**AIM:**
Return all lines with the word "势能减少" in them.

**Stored entries:**
++++++++

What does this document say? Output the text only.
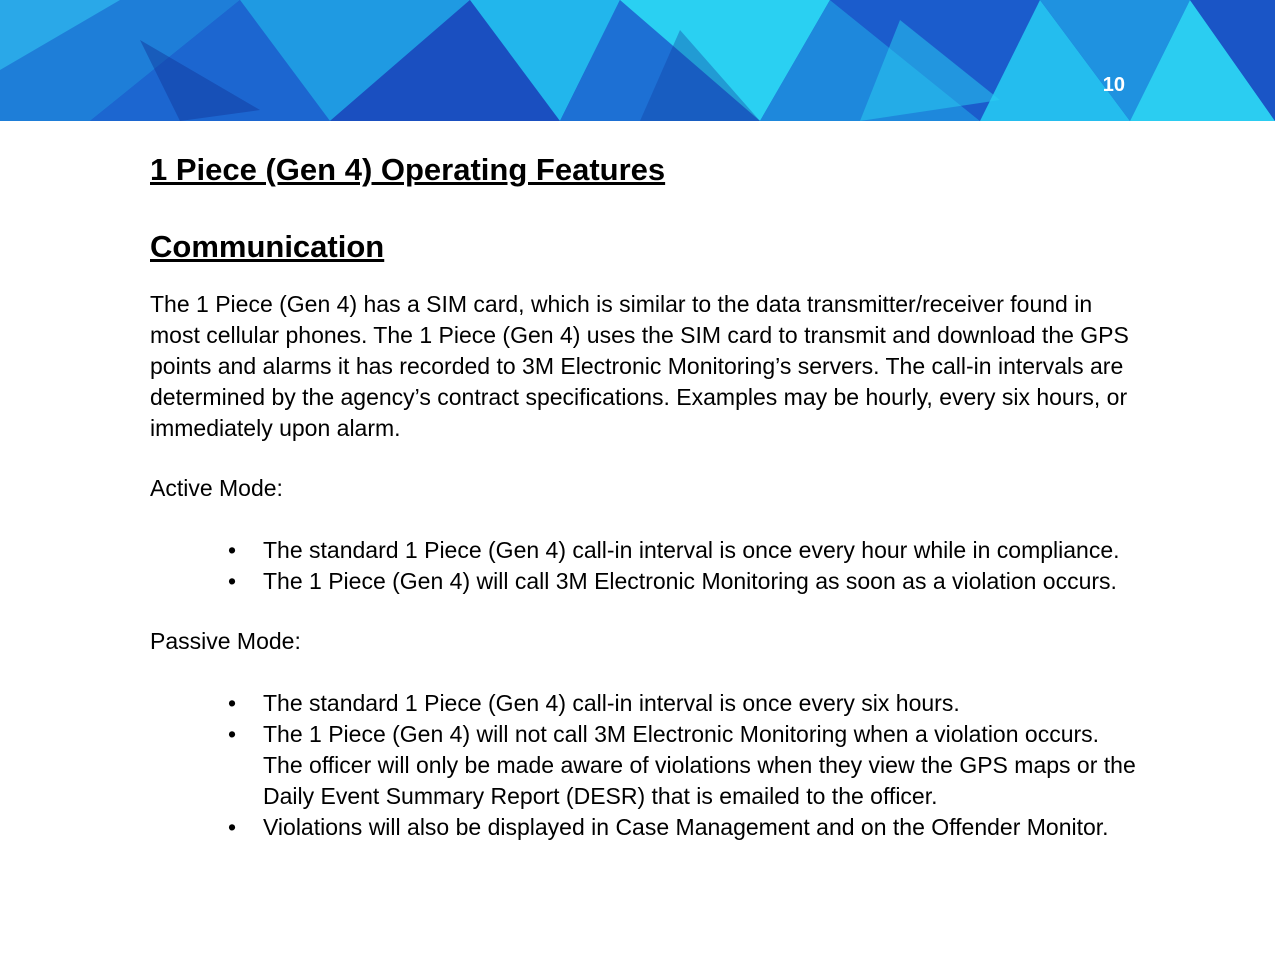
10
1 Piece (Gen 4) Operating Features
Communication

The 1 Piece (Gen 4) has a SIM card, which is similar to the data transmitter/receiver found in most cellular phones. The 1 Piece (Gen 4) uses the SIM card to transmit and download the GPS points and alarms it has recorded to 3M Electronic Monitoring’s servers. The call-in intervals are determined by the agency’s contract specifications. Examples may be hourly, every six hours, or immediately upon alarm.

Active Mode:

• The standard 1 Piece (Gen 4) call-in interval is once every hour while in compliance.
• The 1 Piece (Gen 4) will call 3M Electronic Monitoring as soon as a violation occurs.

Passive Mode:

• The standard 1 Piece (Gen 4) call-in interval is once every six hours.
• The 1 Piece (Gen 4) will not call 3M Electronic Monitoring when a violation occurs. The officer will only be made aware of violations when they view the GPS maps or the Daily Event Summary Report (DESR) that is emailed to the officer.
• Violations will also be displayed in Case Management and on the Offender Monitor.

++++++++

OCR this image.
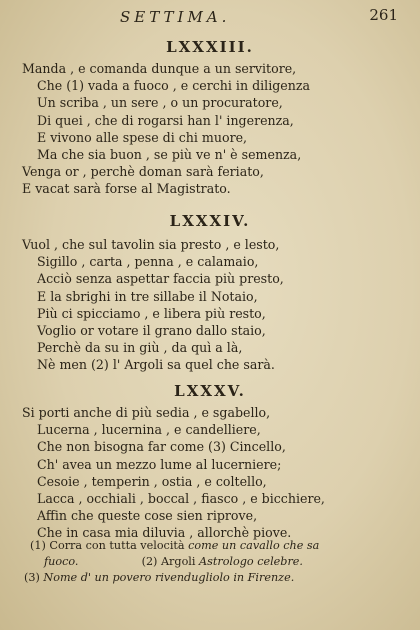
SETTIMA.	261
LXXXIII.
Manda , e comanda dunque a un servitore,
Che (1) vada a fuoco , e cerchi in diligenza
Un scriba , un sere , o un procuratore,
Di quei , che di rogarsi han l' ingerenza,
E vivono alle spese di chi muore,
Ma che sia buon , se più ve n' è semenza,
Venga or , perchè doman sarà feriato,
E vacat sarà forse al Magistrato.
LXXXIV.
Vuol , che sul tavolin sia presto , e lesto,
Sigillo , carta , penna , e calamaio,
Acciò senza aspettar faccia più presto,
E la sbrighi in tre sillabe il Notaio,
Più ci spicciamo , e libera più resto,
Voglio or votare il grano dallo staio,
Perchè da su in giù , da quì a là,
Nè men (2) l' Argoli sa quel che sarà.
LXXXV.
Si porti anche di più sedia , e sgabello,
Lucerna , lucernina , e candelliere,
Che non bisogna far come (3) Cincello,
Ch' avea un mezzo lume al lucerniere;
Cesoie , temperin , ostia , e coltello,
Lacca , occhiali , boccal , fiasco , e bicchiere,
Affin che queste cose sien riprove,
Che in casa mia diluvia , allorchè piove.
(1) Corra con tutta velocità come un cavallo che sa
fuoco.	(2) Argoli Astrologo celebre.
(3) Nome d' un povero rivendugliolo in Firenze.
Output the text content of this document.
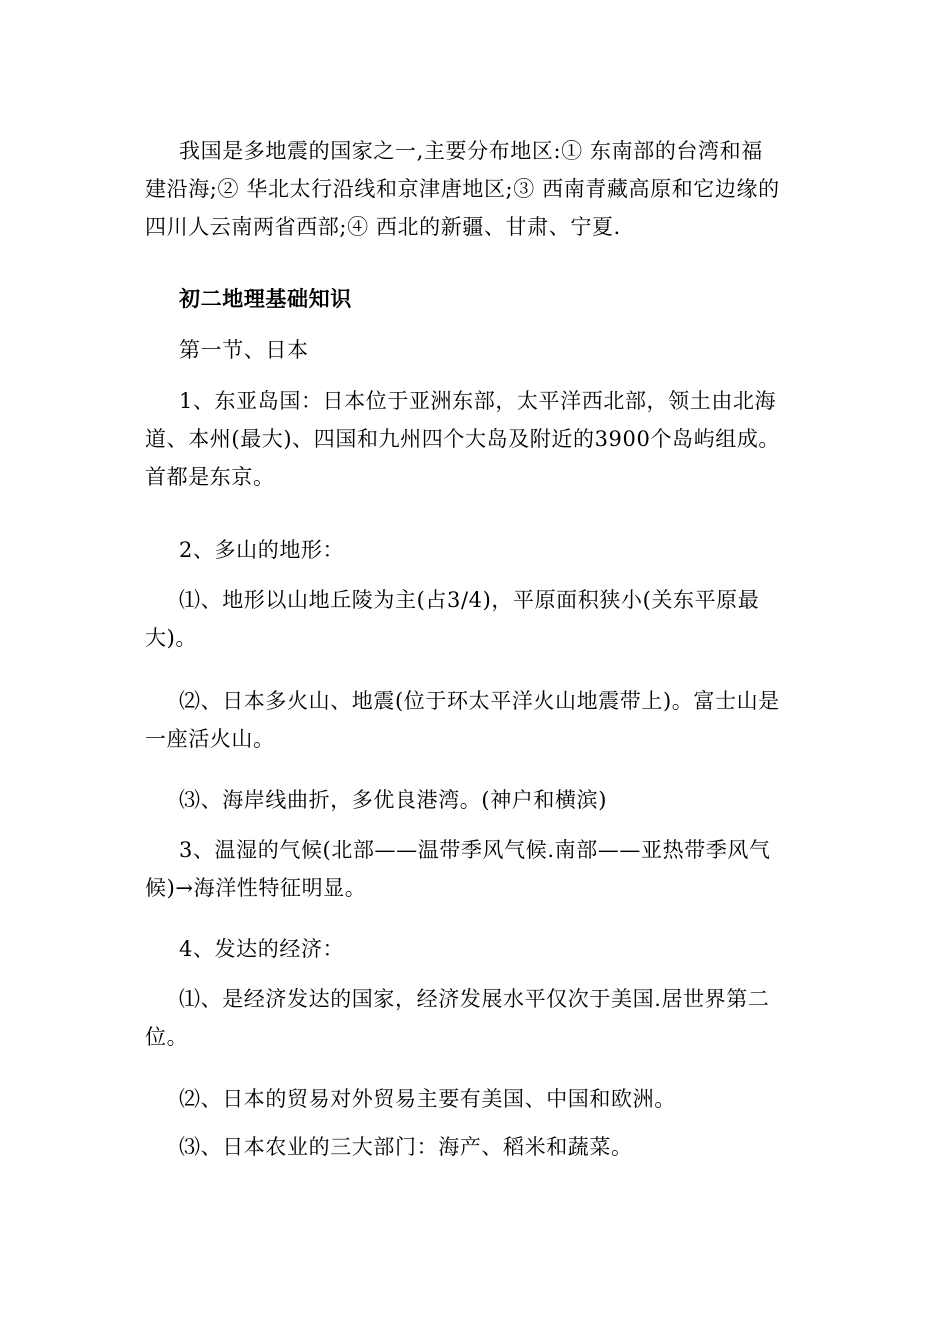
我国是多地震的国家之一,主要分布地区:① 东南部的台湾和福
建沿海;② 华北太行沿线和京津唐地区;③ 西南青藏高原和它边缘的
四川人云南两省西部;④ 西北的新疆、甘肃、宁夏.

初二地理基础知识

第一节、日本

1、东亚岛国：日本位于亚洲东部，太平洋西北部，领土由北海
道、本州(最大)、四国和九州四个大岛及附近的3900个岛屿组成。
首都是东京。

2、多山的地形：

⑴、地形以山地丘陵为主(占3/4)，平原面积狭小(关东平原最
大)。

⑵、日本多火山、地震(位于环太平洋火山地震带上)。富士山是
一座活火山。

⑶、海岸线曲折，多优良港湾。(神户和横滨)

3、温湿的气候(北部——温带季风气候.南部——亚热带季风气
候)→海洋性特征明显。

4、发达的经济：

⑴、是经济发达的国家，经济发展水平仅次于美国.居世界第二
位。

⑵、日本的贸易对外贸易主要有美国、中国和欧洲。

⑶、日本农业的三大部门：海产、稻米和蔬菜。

++++++++

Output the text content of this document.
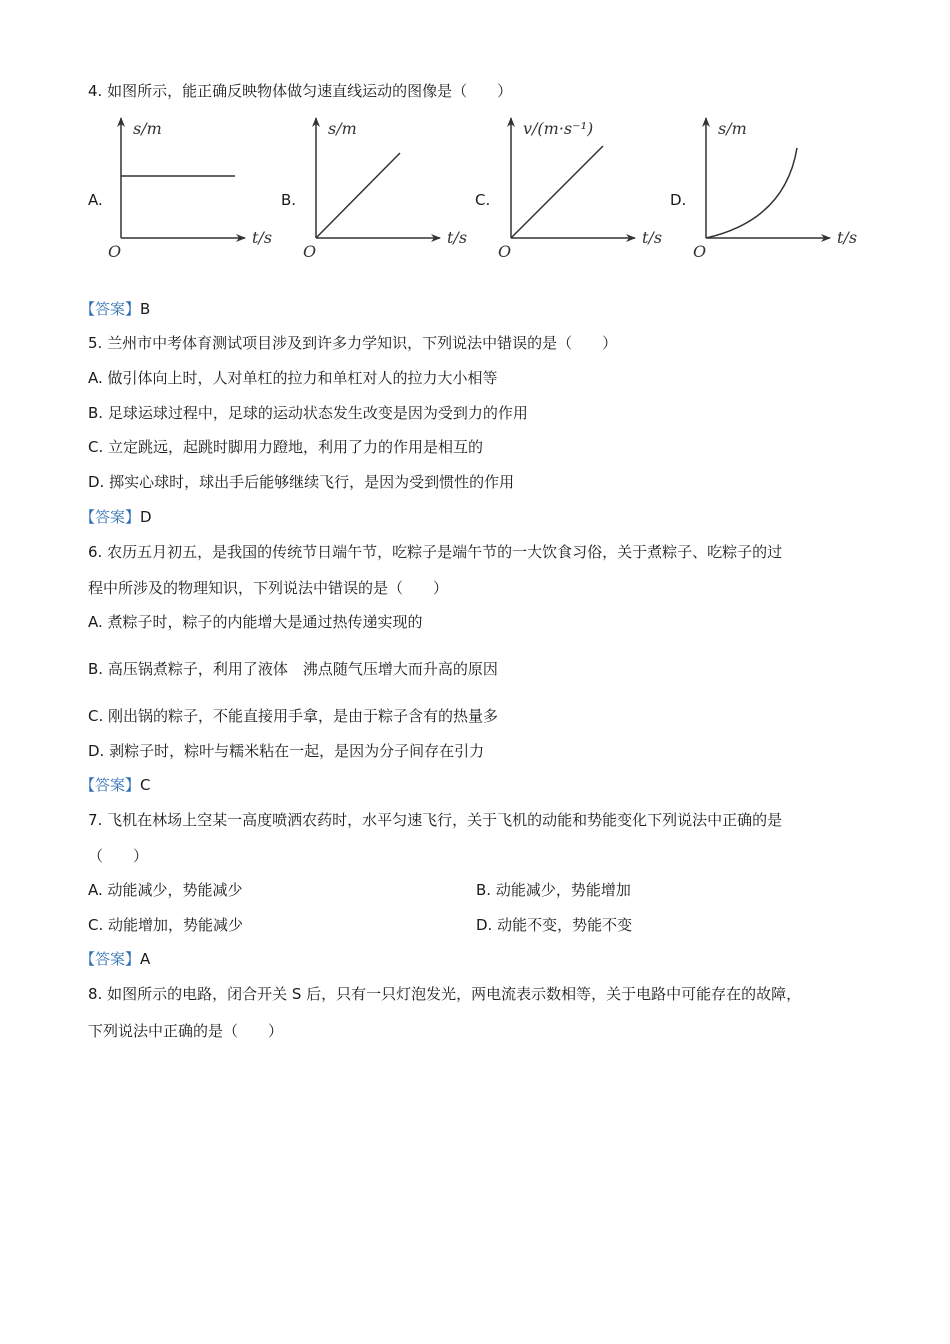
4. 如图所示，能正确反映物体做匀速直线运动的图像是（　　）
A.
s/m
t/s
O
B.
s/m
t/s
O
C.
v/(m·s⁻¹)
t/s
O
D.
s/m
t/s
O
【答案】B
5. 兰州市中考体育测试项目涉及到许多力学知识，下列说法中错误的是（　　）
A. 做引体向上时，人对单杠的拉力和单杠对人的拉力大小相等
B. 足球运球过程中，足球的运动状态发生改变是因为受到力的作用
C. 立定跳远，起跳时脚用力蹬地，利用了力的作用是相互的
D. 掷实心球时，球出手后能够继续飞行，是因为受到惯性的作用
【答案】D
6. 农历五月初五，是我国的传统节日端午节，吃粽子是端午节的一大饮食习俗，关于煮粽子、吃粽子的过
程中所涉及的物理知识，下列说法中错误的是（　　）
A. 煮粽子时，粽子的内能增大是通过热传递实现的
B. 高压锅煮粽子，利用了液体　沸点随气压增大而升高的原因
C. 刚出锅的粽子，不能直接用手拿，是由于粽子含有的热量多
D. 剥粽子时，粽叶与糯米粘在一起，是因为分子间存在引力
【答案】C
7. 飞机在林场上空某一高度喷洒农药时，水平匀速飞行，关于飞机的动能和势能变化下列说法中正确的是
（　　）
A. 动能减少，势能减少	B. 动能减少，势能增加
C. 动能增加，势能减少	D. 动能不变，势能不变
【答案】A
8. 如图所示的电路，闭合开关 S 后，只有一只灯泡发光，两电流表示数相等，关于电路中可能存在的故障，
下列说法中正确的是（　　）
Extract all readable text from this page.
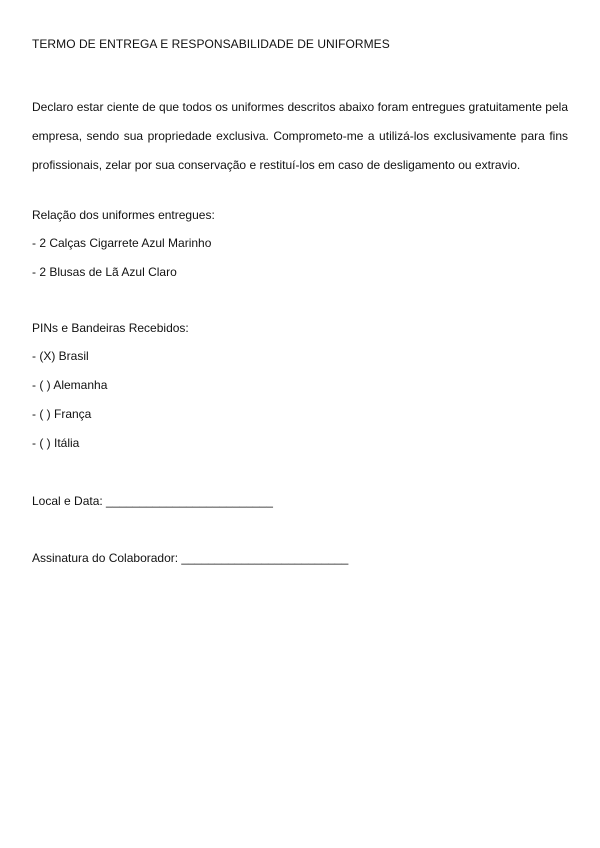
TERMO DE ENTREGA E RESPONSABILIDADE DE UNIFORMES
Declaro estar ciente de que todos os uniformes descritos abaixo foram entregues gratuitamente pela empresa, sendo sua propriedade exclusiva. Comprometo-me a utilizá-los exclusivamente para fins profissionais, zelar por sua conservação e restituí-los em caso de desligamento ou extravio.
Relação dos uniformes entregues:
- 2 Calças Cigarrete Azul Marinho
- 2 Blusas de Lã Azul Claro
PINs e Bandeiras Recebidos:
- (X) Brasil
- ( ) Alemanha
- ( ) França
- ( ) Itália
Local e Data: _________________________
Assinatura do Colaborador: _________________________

++++++++

**EXERCISE RESULT:**
A. 动能减少，势能减少	B. 动能减少，势能增加
C. 动能增加，势能减少	D. 动能不变，势能不变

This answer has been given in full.